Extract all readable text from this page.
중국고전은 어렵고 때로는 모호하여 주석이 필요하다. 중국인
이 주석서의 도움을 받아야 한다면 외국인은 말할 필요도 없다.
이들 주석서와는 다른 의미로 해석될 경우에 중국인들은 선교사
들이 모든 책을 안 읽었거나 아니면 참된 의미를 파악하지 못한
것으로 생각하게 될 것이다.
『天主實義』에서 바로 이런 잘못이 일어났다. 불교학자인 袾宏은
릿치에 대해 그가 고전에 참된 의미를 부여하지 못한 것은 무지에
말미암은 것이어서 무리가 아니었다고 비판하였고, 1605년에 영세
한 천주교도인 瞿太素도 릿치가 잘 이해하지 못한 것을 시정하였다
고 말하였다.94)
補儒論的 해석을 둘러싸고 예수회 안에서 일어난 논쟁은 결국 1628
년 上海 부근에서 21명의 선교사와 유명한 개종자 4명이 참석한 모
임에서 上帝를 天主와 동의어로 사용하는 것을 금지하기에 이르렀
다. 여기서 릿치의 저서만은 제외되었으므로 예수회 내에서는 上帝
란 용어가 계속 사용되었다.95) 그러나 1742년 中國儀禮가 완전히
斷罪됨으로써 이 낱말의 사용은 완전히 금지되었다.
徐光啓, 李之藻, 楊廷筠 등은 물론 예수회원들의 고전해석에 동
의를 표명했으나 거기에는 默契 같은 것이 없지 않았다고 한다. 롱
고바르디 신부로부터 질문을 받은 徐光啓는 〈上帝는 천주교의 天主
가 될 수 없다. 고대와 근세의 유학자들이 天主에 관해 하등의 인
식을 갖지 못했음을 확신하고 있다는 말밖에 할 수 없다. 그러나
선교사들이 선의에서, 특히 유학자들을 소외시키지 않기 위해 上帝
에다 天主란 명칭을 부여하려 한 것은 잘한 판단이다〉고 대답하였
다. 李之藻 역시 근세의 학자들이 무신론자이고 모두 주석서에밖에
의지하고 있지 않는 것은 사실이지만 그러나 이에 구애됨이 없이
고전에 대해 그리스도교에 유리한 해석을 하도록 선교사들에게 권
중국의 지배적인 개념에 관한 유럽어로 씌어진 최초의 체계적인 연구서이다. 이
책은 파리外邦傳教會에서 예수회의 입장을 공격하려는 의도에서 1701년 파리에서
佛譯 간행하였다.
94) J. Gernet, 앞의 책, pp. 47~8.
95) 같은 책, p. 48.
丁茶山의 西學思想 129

:::::

## INSTRUCTION
Output every entry shown above, exactly.

## CORRECT ANSWER
Extract all readable text from this page.
중국고전은 어렵고 때로는 모호하여 주석이 필요하다. 중국인
이 주석서의 도움을 받아야 한다면 외국인은 말할 필요도 없다.
이들 주석서와는 다른 의미로 해석될 경우에 중국인들은 선교사
들이 모든 책을 안 읽었거나 아니면 참된 의미를 파악하지 못한
것으로 생각하게 될 것이다.
『天主實義』에서 바로 이런 잘못이 일어났다. 불교학자인 袾宏은
릿치에 대해 그가 고전에 참된 의미를 부여하지 못한 것은 무지에
말미암은 것이어서 무리가 아니었다고 비판하였고, 1605년에 영세
한 천주교도인 瞿太素도 릿치가 잘 이해하지 못한 것을 시정하였다
고 말하였다.94)
補儒論的 해석을 둘러싸고 예수회 안에서 일어난 논쟁은 결국 1628
년 上海 부근에서 21명의 선교사와 유명한 개종자 4명이 참석한 모
임에서 上帝를 天主와 동의어로 사용하는 것을 금지하기에 이르렀
다. 여기서 릿치의 저서만은 제외되었으므로 예수회 내에서는 上帝
란 용어가 계속 사용되었다.95) 그러나 1742년 中國儀禮가 완전히
斷罪됨으로써 이 낱말의 사용은 완전히 금지되었다.
徐光啓, 李之藻, 楊廷筠 등은 물론 예수회원들의 고전해석에 동
의를 표명했으나 거기에는 默契 같은 것이 없지 않았다고 한다. 롱
고바르디 신부로부터 질문을 받은 徐光啓는 〈上帝는 천주교의 天主
가 될 수 없다. 고대와 근세의 유학자들이 天主에 관해 하등의 인
식을 갖지 못했음을 확신하고 있다는 말밖에 할 수 없다. 그러나
선교사들이 선의에서, 특히 유학자들을 소외시키지 않기 위해 上帝
에다 天主란 명칭을 부여하려 한 것은 잘한 판단이다〉고 대답하였
다. 李之藻 역시 근세의 학자들이 무신론자이고 모두 주석서에밖에
의지하고 있지 않는 것은 사실이지만 그러나 이에 구애됨이 없이
고전에 대해 그리스도교에 유리한 해석을 하도록 선교사들에게 권
중국의 지배적인 개념에 관한 유럽어로 씌어진 최초의 체계적인 연구서이다. 이
책은 파리外邦傳教會에서 예수회의 입장을 공격하려는 의도에서 1701년 파리에서
佛譯 간행하였다.
94) J. Gernet, 앞의 책, pp. 47~8.
95) 같은 책, p. 48.
丁茶山의 西學思想 129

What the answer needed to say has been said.